BEGIN Data shown

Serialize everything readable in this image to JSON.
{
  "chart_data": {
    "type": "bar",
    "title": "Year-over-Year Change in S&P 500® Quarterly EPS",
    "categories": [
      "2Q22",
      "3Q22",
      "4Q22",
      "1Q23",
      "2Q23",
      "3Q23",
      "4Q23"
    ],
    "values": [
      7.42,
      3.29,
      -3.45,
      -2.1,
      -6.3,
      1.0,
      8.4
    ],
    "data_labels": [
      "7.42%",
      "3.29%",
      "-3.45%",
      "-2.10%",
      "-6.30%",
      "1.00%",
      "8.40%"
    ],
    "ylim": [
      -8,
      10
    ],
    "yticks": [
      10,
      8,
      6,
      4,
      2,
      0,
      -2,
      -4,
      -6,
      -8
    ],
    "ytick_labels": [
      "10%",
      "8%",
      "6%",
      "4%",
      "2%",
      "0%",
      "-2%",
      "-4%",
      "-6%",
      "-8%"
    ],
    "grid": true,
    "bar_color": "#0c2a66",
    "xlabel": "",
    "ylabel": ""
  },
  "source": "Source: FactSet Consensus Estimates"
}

END Data shown

Problem description
Extract all lines as given.

Written answer
Serialize everything readable in this image to JSON.
{
  "chart_data": {
    "type": "bar",
    "title": "Year-over-Year Change in S&P 500® Quarterly EPS",
    "categories": [
      "2Q22",
      "3Q22",
      "4Q22",
      "1Q23",
      "2Q23",
      "3Q23",
      "4Q23"
    ],
    "values": [
      7.42,
      3.29,
      -3.45,
      -2.1,
      -6.3,
      1.0,
      8.4
    ],
    "data_labels": [
      "7.42%",
      "3.29%",
      "-3.45%",
      "-2.10%",
      "-6.30%",
      "1.00%",
      "8.40%"
    ],
    "ylim": [
      -8,
      10
    ],
    "yticks": [
      10,
      8,
      6,
      4,
      2,
      0,
      -2,
      -4,
      -6,
      -8
    ],
    "ytick_labels": [
      "10%",
      "8%",
      "6%",
      "4%",
      "2%",
      "0%",
      "-2%",
      "-4%",
      "-6%",
      "-8%"
    ],
    "grid": true,
    "bar_color": "#0c2a66",
    "xlabel": "",
    "ylabel": ""
  },
  "source": "Source: FactSet Consensus Estimates"
}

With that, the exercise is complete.